**Goal:** Identify all lines in the listing that include the word "customers", and copy them out.

**Available data:**
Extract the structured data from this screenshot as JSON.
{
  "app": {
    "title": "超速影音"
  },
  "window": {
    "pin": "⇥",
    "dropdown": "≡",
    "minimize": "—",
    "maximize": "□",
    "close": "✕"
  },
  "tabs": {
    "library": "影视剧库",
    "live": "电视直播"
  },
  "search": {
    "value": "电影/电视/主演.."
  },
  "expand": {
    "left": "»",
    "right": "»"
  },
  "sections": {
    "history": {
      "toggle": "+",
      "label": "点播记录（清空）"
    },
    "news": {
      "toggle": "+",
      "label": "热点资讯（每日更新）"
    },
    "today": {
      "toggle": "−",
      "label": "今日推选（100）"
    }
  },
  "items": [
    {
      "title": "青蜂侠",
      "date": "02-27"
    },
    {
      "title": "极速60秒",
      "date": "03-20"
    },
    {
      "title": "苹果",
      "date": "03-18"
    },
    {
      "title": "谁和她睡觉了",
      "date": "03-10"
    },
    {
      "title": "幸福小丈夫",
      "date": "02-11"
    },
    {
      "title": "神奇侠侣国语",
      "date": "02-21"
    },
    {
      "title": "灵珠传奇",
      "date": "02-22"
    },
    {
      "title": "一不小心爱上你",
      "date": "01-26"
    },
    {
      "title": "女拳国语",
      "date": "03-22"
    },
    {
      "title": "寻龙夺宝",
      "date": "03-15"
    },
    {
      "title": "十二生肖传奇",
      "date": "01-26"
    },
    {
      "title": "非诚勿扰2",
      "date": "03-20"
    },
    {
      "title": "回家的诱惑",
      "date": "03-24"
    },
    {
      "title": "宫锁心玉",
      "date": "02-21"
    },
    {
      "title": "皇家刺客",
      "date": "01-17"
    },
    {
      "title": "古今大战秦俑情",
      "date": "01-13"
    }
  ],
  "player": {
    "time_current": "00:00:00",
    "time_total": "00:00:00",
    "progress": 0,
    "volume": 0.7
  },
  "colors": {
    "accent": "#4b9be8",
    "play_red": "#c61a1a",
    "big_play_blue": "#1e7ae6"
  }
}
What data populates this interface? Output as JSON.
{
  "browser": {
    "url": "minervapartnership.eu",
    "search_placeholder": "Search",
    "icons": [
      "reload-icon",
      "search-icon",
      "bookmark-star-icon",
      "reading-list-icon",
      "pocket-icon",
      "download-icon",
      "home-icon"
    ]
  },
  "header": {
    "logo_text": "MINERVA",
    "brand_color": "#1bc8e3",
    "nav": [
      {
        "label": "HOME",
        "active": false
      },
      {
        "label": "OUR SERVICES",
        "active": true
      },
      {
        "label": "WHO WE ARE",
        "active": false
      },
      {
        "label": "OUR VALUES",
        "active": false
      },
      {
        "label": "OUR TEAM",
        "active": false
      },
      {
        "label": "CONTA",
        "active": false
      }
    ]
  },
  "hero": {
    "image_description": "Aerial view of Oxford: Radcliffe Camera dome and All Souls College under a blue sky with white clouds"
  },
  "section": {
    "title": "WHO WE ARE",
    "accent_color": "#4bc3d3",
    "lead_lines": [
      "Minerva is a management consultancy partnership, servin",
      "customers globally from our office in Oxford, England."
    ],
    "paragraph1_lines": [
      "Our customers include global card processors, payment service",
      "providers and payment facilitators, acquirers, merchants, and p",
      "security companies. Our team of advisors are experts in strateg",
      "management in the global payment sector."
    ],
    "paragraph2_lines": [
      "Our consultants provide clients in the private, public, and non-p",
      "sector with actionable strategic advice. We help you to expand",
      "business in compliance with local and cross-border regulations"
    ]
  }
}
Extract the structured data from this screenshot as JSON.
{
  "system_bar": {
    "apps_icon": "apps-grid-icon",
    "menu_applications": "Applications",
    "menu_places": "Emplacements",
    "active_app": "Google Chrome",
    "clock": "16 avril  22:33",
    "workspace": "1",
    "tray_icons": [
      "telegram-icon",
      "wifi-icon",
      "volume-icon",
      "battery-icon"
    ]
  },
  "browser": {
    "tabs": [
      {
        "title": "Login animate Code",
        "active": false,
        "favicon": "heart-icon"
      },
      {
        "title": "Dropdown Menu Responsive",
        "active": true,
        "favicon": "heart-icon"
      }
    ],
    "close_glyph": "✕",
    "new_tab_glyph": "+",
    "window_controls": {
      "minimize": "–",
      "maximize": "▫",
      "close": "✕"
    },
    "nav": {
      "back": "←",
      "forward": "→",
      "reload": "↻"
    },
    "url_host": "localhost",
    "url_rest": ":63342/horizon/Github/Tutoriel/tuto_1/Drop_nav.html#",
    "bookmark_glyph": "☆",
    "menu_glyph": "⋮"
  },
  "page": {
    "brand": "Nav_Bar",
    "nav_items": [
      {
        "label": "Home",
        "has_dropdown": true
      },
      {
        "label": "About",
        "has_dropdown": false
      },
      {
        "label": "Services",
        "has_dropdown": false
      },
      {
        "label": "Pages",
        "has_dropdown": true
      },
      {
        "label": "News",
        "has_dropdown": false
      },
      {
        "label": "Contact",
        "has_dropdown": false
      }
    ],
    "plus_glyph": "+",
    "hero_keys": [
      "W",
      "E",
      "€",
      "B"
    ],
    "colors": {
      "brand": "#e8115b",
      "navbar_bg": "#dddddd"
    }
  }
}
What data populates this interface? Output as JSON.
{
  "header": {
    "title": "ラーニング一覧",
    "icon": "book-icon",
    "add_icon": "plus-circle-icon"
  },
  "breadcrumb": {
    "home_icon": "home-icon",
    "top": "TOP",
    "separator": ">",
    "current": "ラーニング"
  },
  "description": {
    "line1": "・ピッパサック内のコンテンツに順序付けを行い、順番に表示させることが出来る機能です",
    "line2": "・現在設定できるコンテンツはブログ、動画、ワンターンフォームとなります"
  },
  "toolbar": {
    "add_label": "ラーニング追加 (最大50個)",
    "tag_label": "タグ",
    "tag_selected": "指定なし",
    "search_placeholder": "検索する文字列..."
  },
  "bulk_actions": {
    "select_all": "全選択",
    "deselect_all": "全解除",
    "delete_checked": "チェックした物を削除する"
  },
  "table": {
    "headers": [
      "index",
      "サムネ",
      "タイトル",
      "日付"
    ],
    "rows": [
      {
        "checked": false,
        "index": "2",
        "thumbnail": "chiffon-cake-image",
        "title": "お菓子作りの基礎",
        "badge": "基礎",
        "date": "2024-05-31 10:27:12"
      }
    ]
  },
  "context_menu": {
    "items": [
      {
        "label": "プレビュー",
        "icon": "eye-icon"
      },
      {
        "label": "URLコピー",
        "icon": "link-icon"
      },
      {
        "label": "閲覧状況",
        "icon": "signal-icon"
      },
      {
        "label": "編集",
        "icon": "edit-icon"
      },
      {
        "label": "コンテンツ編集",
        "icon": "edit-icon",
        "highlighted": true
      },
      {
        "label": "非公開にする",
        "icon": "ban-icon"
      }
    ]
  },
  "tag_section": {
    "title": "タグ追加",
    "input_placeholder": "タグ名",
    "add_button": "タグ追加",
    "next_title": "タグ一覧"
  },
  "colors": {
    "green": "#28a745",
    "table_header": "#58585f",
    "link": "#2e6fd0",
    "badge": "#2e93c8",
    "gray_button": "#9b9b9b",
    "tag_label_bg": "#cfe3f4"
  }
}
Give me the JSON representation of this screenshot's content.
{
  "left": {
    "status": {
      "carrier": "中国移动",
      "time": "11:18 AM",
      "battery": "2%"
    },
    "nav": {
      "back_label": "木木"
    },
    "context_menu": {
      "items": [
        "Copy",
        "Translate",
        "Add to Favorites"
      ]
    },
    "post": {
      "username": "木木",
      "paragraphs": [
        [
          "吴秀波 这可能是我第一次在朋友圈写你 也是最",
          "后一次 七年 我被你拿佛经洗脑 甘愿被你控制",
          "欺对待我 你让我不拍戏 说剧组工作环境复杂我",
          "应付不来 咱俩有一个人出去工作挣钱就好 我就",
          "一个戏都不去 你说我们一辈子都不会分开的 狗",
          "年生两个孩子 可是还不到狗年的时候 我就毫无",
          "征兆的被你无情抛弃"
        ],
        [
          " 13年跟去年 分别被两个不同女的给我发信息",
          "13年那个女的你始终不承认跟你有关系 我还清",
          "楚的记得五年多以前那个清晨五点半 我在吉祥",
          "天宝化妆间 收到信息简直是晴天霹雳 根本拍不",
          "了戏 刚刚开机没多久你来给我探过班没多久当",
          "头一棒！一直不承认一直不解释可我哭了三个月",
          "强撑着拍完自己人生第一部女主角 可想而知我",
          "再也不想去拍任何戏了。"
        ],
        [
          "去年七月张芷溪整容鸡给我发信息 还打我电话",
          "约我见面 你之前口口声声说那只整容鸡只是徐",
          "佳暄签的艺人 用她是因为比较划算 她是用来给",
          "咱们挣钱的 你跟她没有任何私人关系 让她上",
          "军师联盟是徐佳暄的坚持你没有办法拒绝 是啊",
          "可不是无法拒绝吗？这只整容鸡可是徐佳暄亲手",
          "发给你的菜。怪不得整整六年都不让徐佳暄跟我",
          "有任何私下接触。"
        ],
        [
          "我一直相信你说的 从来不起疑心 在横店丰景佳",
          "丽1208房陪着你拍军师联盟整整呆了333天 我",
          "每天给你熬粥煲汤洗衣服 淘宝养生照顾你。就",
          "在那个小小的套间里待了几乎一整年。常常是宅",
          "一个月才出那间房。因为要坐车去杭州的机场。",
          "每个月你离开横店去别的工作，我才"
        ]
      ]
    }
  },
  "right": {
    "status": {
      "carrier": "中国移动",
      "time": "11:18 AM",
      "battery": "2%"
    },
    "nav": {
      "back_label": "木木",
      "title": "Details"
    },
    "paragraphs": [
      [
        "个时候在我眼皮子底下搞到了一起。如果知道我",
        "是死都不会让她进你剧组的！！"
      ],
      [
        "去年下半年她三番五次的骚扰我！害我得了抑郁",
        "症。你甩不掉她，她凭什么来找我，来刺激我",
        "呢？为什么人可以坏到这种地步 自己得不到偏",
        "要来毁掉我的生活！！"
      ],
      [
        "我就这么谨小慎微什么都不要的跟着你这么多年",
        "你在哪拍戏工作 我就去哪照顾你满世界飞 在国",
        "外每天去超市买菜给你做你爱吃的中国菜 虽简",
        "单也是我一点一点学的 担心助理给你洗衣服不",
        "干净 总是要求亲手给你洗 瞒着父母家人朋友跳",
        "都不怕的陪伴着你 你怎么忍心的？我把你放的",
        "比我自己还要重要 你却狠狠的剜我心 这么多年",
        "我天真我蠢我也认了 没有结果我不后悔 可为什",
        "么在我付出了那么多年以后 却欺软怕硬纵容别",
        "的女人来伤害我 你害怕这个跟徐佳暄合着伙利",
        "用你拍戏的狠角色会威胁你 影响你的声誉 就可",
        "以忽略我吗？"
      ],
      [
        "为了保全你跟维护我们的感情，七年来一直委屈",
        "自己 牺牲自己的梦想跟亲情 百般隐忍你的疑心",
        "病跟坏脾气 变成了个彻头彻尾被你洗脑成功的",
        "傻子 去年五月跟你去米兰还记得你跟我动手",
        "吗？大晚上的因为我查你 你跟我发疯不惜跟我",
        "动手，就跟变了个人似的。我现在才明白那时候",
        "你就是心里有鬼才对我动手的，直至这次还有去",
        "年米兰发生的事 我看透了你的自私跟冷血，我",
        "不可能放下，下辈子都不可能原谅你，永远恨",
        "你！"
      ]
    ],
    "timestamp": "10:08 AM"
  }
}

**Solution to this exercise:**
      "customers globally from our office in Oxford, England."
      "Our customers include global card processors, payment service",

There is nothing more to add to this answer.